Directions:
Restate every entry word for word.

Provided data:
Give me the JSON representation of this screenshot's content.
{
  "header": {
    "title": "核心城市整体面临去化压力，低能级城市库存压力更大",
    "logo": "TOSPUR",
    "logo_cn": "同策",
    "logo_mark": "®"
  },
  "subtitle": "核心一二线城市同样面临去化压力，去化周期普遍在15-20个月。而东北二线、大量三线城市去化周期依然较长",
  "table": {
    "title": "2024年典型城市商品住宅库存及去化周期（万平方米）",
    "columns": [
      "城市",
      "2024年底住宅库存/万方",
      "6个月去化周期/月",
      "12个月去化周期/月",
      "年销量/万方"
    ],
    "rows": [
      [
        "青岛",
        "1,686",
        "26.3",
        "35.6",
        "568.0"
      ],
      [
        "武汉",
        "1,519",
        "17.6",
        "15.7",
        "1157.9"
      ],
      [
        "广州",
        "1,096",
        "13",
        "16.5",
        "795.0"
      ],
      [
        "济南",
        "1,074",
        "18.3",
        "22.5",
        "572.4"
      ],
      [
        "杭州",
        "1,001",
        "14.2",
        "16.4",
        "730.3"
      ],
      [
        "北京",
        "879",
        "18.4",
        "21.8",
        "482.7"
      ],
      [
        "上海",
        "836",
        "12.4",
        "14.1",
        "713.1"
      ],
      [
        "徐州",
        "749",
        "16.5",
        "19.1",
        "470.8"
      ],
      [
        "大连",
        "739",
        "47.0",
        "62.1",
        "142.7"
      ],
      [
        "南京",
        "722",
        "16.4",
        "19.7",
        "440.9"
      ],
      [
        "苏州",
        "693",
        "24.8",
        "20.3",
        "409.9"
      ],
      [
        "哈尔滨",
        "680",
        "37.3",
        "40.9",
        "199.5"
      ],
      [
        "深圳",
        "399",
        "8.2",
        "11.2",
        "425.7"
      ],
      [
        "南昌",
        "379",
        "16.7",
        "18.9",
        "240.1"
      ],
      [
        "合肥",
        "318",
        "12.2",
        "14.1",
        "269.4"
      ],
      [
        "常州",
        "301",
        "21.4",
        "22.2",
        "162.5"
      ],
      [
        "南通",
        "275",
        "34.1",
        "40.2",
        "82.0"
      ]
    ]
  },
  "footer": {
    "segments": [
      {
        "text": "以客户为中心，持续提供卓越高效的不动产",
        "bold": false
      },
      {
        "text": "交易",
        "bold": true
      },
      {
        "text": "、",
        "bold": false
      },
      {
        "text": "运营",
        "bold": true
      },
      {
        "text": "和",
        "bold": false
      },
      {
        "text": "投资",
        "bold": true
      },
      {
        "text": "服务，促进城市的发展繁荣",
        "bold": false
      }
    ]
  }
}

Expected answer:
Give me the JSON representation of this screenshot's content.
{
  "header": {
    "title": "核心城市整体面临去化压力，低能级城市库存压力更大",
    "logo": "TOSPUR",
    "logo_cn": "同策",
    "logo_mark": "®"
  },
  "subtitle": "核心一二线城市同样面临去化压力，去化周期普遍在15-20个月。而东北二线、大量三线城市去化周期依然较长",
  "table": {
    "title": "2024年典型城市商品住宅库存及去化周期（万平方米）",
    "columns": [
      "城市",
      "2024年底住宅库存/万方",
      "6个月去化周期/月",
      "12个月去化周期/月",
      "年销量/万方"
    ],
    "rows": [
      [
        "青岛",
        "1,686",
        "26.3",
        "35.6",
        "568.0"
      ],
      [
        "武汉",
        "1,519",
        "17.6",
        "15.7",
        "1157.9"
      ],
      [
        "广州",
        "1,096",
        "13",
        "16.5",
        "795.0"
      ],
      [
        "济南",
        "1,074",
        "18.3",
        "22.5",
        "572.4"
      ],
      [
        "杭州",
        "1,001",
        "14.2",
        "16.4",
        "730.3"
      ],
      [
        "北京",
        "879",
        "18.4",
        "21.8",
        "482.7"
      ],
      [
        "上海",
        "836",
        "12.4",
        "14.1",
        "713.1"
      ],
      [
        "徐州",
        "749",
        "16.5",
        "19.1",
        "470.8"
      ],
      [
        "大连",
        "739",
        "47.0",
        "62.1",
        "142.7"
      ],
      [
        "南京",
        "722",
        "16.4",
        "19.7",
        "440.9"
      ],
      [
        "苏州",
        "693",
        "24.8",
        "20.3",
        "409.9"
      ],
      [
        "哈尔滨",
        "680",
        "37.3",
        "40.9",
        "199.5"
      ],
      [
        "深圳",
        "399",
        "8.2",
        "11.2",
        "425.7"
      ],
      [
        "南昌",
        "379",
        "16.7",
        "18.9",
        "240.1"
      ],
      [
        "合肥",
        "318",
        "12.2",
        "14.1",
        "269.4"
      ],
      [
        "常州",
        "301",
        "21.4",
        "22.2",
        "162.5"
      ],
      [
        "南通",
        "275",
        "34.1",
        "40.2",
        "82.0"
      ]
    ]
  },
  "footer": {
    "segments": [
      {
        "text": "以客户为中心，持续提供卓越高效的不动产",
        "bold": false
      },
      {
        "text": "交易",
        "bold": true
      },
      {
        "text": "、",
        "bold": false
      },
      {
        "text": "运营",
        "bold": true
      },
      {
        "text": "和",
        "bold": false
      },
      {
        "text": "投资",
        "bold": true
      },
      {
        "text": "服务，促进城市的发展繁荣",
        "bold": false
      }
    ]
  }
}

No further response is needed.